Directive:
Pick out all lines of the entries that include the word "title" and copy them.
----
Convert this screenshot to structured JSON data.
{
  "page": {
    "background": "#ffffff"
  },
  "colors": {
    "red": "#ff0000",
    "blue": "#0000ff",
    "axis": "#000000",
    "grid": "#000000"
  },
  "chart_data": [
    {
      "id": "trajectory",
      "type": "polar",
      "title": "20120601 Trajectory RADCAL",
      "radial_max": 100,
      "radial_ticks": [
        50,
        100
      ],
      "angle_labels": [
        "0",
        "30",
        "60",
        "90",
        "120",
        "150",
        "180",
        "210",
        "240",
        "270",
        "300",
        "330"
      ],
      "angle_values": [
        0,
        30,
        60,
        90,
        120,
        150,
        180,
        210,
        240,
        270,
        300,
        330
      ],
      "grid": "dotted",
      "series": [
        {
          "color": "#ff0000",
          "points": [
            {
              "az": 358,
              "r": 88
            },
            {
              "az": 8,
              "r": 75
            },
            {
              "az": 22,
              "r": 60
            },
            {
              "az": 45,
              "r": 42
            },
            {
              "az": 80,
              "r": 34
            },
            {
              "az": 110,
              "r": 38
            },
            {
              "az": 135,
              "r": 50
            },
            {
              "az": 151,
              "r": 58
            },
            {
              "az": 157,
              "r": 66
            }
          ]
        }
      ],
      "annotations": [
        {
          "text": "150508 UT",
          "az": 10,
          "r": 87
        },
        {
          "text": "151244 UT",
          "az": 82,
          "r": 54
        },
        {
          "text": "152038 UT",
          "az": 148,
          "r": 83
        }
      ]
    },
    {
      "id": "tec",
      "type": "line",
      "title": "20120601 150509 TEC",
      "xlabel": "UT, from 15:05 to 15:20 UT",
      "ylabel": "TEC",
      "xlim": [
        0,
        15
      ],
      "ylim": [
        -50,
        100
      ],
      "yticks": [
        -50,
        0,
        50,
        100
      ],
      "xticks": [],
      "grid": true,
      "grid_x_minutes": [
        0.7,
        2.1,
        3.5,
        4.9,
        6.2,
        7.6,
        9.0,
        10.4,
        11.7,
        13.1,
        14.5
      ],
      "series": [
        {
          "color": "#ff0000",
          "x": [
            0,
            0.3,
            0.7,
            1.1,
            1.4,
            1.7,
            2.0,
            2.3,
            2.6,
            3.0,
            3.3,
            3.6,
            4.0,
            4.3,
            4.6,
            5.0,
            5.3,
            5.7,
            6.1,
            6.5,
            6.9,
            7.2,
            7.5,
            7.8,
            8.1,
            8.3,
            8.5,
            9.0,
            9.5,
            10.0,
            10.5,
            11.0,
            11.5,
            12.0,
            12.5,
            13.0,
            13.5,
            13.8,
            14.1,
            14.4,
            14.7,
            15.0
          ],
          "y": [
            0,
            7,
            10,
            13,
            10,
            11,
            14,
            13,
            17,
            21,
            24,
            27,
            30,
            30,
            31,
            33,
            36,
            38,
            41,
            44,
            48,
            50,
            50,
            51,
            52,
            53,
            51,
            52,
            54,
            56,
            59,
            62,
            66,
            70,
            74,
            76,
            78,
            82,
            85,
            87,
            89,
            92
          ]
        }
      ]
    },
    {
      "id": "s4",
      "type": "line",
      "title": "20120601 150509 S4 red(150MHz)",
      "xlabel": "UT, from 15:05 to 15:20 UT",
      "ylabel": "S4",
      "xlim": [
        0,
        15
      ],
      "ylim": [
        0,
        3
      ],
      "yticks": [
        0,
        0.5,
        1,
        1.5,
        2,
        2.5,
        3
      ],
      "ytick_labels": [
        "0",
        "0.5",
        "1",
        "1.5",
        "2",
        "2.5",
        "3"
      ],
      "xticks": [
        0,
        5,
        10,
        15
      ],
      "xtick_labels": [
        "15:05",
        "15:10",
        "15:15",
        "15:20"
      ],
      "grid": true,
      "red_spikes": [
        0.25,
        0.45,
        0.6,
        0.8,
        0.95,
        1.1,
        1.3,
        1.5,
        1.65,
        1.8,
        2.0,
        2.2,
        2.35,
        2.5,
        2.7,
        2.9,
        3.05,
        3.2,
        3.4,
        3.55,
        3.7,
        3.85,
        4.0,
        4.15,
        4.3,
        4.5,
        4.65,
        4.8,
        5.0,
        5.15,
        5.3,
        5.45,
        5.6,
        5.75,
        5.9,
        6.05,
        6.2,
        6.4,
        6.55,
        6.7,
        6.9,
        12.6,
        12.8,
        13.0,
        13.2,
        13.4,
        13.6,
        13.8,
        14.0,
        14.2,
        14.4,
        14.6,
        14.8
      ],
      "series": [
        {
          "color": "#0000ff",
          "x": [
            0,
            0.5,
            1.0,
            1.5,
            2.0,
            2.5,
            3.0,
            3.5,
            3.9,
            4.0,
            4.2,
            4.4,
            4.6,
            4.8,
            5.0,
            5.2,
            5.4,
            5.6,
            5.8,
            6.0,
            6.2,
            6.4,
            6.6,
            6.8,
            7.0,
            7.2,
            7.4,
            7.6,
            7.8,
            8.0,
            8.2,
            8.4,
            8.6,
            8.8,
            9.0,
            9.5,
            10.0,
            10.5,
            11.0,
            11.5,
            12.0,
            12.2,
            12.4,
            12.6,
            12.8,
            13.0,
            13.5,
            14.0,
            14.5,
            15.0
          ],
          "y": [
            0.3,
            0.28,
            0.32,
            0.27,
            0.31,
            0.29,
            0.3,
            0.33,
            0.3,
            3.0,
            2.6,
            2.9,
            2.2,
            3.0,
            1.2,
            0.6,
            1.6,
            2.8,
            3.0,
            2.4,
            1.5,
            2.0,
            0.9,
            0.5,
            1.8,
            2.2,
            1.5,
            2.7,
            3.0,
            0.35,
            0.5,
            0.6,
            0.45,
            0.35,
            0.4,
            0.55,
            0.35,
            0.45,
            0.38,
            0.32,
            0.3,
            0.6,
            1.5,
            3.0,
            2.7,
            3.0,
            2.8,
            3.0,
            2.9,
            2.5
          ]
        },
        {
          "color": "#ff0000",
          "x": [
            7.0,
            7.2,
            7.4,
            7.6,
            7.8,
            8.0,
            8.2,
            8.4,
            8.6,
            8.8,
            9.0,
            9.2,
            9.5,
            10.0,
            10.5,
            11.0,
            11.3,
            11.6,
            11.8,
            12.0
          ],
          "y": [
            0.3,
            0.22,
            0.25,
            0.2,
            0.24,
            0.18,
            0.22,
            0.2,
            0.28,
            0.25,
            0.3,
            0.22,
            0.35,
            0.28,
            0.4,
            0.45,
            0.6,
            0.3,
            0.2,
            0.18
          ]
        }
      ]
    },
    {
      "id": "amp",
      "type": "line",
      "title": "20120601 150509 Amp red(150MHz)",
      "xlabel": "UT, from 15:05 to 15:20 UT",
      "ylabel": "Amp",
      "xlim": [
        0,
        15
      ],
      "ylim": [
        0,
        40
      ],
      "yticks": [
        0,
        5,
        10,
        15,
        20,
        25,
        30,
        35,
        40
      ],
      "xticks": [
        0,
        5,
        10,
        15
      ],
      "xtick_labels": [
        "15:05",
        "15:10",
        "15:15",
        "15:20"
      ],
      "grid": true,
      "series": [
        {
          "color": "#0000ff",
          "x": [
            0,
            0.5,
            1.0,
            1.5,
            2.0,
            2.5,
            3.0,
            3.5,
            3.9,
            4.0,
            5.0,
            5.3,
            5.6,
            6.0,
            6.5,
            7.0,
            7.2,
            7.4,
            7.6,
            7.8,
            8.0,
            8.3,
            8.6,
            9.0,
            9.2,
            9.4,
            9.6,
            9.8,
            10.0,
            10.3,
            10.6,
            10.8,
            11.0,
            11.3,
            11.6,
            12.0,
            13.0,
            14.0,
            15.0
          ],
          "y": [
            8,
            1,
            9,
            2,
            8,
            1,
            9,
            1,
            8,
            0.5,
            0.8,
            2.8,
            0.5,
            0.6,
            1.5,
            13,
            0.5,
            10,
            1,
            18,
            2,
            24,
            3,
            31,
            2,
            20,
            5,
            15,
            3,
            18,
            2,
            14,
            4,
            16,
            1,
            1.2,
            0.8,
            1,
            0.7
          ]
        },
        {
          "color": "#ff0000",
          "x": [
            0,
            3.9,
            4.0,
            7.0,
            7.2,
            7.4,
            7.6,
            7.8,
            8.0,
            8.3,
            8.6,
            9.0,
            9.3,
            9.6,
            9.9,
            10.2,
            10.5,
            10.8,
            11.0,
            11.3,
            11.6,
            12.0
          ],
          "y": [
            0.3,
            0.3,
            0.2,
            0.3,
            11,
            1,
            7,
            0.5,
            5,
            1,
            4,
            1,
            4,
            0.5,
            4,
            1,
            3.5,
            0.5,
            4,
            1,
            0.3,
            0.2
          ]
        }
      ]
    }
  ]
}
----
Answer to the task:
      "title": "20120601 Trajectory RADCAL",
      "title": "20120601 150509 TEC",
      "title": "20120601 150509 S4 red(150MHz)",
      "title": "20120601 150509 Amp red(150MHz)",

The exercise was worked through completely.